| Supplied text |
--- START ---

Generalized seizures involve larger areas of the brain, often both hemispheres (sides), from the onset. They are further divided into many subtypes. The more common include:
Tonic-clonic (grand mal): This subtype is what most people associate with seizures. Specific movements of the arms and legs and/or the face may occur with loss of consciousness. A yell or cry often precedes the loss of consciousness. Prior to this, patients may have an aura (an unusual feeling that often warns the patient that they are about to have a seizure). The person will abruptly fall and begin to have jerking movements of their body and head. Drooling, biting of the tongue, and
incontinence of urine may occur. When the jerking movements stop, the patient may remain unconscious for a period of time. The seizure usually lasts 5 to 20 minutes. They often awaken confused and may sleep for a period of time. The patients may experience prolonged weakness after the event; this is termed Todds paralysis.
Absence (petit mal): Loss of consciousness only occurs, without associated motor symptoms. Usually there is no aura, or warning. The loss of consciousness is brief; the patient may appear to be involved with the environment and briefly stop what they are doing, stare for 5 to 10 seconds, and then continue their activity. No memory of the event exits. Subtle motor movements may accompany the alteration in consciousness. Myoclonic: Myoclonic seizures are characterized by a brief jerking movement that arises from the central nervous system, usually involving both sides of the body. The movement may be very subtle or very dramatic. There are many different syndromes associated with myoclonic seizures, including juvenile myoclonic epilepsy, West syndrome and Lennox-Gastaut syndrome. Most cases of myoclonic epilepsy occur during the first 5 years of life.
West Syndrome West syndrome involves a group of symptoms including infantile spasms, retardation of psychomotor development, and a particular abnormality on the electroencephalogram (EEG) known as hypsarrhythmia. Infantile spasms are characterized by a particular posturing of the infant's body, in which the child assumes a jack-knife, or folded, position. These spasms may occur frequently in the course of the day or may be continuous. Neurological problems are ultimately found in most of these children. The hypsarrhythmia pattern seen on the EEG is a grossly disorganized pattern of electrical brain activity. It is often difficult to control the seizures in this syndrome because they usually respond poorly to most anticonvulsant medications. Lennox-Gastaut Syndrome Lennox-Gastaut syndrome is characterized by the early onset of a common seizure type called minor motor seizures. These seizures include the aforementioned myoclonic seizures, atypical absence seizures, and atonic seizures. Atypical absence seizures may involve staring and brief episodes of unconsciousness. They may occur in cycles and are associated with EEG findings different from those seen in typical absence seizures. Atonic seizures may be associated with sudden loss of muscle tone. Status Epilepticus Status epilepticus is prolonged, repetitive seizure activity that lasts more than 20 to 30 minutes, during time which the patient is unconscious. Status epilepticus is a medical emergency with a significantly poor outcome; it can result in death if not treated aggressively. Its causes include improper use of certain medications, stroke, infection, trauma, cardiac arrest, drug overdose, and brain tumor.

--- END ---

| Questions on the material |
(1) According to the seizure text, how long does a tonic-clonic seizure usually last?
(2) Reproduce the seizure text starting at "Absence (petit mal): Loss" and ending at "years of life.", swapping "aura" for "premonition".

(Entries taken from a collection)
--- START ---

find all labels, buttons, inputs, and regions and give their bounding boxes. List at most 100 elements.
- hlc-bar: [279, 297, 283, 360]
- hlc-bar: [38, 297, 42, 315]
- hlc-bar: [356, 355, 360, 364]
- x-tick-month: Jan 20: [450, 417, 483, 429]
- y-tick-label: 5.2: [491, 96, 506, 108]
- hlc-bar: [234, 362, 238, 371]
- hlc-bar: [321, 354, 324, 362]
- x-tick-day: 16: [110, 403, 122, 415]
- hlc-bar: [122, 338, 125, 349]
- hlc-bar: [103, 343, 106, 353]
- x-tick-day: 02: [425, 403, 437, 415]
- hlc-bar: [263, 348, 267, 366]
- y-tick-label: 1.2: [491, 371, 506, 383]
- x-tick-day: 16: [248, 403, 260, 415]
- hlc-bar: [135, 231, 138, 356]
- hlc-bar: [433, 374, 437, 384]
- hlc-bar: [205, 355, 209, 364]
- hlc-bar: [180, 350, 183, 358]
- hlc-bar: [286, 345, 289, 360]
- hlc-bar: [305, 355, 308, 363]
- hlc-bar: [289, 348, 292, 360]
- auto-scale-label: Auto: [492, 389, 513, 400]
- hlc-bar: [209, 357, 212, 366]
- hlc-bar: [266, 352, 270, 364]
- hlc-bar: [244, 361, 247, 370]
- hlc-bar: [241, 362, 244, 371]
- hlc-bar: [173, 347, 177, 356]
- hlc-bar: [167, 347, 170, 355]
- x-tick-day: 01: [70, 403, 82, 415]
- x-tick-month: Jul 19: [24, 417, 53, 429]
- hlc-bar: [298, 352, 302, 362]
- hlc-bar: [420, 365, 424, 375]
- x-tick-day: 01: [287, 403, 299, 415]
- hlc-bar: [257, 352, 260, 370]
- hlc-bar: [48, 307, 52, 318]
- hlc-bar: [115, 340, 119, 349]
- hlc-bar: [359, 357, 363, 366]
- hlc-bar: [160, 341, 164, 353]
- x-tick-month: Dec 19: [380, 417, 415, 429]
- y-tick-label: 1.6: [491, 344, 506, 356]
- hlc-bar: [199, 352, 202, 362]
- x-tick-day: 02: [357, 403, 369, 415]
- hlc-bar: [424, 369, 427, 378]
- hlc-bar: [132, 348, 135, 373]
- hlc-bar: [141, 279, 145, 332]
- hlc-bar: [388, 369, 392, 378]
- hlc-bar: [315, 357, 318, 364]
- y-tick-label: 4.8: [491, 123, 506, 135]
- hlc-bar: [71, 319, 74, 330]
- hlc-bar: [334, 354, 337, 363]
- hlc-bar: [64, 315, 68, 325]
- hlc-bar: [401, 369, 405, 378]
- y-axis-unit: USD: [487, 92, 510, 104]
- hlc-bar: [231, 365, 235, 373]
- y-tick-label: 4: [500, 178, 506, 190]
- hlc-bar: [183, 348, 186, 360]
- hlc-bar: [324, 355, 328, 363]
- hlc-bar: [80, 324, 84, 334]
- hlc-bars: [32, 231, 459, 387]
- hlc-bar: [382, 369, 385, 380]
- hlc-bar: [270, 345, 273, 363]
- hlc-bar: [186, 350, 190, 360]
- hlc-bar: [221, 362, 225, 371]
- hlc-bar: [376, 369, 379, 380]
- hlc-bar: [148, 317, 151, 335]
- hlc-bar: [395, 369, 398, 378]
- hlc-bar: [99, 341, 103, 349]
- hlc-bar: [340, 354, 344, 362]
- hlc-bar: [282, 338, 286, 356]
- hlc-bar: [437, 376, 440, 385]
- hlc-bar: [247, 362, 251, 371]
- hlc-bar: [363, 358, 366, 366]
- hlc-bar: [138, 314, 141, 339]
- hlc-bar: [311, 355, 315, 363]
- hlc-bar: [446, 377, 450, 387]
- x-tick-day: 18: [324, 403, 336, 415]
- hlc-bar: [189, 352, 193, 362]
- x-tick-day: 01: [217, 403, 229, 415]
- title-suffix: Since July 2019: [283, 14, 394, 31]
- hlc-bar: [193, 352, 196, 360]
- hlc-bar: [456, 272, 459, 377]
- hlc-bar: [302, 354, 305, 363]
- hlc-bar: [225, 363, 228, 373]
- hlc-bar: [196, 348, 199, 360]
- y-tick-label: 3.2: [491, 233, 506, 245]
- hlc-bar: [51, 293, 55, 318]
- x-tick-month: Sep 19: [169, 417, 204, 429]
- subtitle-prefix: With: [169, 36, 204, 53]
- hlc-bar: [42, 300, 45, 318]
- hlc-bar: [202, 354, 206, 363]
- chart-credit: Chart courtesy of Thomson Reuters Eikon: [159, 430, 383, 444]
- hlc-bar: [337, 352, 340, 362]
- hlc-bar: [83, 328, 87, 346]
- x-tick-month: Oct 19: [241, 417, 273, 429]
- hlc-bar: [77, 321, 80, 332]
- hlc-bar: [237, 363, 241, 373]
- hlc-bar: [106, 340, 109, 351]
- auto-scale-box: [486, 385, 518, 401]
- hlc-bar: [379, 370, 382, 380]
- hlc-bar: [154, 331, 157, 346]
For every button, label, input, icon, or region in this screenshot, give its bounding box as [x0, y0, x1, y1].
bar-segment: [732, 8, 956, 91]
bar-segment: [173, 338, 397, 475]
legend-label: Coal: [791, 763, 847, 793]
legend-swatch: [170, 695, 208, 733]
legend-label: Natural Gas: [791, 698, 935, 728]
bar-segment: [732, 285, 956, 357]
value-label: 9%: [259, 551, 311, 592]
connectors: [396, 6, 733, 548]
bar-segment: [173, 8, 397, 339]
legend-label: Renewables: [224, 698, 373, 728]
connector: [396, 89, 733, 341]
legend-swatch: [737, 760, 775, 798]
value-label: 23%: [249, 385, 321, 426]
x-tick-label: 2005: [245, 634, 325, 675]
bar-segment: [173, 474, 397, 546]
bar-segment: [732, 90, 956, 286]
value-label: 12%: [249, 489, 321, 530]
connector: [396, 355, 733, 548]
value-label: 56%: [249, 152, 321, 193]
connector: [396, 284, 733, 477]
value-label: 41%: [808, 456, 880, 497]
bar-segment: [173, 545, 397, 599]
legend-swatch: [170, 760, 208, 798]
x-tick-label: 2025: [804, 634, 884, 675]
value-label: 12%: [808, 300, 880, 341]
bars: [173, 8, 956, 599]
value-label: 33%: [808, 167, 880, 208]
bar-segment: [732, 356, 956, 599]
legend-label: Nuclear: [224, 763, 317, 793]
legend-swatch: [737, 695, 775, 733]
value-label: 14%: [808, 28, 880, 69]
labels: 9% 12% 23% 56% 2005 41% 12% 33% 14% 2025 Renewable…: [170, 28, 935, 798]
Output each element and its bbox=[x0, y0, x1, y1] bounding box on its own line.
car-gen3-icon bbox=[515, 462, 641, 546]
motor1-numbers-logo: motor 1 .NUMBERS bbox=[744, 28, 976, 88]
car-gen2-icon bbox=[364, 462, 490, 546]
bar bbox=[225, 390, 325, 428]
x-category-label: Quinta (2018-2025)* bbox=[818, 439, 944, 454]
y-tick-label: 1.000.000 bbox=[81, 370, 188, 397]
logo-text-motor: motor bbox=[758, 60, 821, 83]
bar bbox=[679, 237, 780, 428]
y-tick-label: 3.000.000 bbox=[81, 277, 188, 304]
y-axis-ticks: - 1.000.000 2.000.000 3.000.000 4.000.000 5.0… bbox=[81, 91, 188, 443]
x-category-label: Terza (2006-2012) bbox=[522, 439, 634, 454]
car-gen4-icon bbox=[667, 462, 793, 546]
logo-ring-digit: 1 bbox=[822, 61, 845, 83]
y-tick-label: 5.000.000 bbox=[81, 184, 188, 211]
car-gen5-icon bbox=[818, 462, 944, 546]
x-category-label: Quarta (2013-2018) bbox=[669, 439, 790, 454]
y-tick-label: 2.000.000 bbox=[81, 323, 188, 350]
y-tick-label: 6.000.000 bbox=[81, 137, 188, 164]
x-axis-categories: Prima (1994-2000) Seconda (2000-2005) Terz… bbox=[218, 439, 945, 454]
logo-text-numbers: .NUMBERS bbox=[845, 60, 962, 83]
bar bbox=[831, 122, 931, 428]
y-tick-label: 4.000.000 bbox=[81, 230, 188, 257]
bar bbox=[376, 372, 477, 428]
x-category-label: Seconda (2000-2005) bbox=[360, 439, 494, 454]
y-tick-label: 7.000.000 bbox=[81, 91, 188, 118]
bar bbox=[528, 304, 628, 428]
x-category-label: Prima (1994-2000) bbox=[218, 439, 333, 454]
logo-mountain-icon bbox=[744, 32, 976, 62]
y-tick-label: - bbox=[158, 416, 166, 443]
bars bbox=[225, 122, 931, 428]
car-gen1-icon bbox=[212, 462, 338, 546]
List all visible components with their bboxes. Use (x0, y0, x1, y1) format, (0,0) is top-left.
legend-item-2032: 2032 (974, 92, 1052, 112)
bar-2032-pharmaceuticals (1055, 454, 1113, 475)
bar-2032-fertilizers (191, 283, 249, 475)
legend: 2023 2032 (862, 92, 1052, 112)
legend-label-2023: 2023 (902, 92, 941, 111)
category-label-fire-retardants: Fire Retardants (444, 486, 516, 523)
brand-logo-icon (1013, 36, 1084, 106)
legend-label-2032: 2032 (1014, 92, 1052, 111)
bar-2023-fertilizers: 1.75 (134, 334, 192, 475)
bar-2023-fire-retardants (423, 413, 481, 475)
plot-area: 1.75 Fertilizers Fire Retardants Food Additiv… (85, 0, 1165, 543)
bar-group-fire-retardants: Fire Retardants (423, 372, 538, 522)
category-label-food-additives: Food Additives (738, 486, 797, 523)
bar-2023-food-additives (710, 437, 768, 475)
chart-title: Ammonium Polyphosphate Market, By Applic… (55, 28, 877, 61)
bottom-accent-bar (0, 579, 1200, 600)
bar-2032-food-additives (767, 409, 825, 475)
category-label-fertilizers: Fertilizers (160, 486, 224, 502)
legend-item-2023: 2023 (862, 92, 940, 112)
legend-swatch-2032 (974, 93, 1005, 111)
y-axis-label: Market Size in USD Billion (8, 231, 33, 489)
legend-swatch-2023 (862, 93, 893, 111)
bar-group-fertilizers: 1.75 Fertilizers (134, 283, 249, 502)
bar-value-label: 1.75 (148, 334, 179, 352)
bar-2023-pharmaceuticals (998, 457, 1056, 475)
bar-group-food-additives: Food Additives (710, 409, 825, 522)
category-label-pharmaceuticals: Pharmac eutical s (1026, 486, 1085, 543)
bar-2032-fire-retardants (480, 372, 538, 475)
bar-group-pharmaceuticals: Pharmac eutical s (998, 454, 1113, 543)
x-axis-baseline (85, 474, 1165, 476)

--- END ---

| Results by task |
(1) It usually lasts 5 to 20 minutes.

(2)
Absence (petit mal): Loss of consciousness only occurs, without associated motor symptoms. Usually there is no premonition, or warning. The loss of consciousness is brief; the patient may appear to be involved with the environment and briefly stop what they are doing, stare for 5 to 10 seconds, and then continue their activity. No memory of the event exits. Subtle motor movements may accompany the alteration in consciousness. Myoclonic: Myoclonic seizures are characterized by a brief jerking movement that arises from the central nervous system, usually involving both sides of the body. The movement may be very subtle or very dramatic. There are many different syndromes associated with myoclonic seizures, including juvenile myoclonic epilepsy, West syndrome and Lennox-Gastaut syndrome. Most cases of myoclonic epilepsy occur during the first 5 years of life.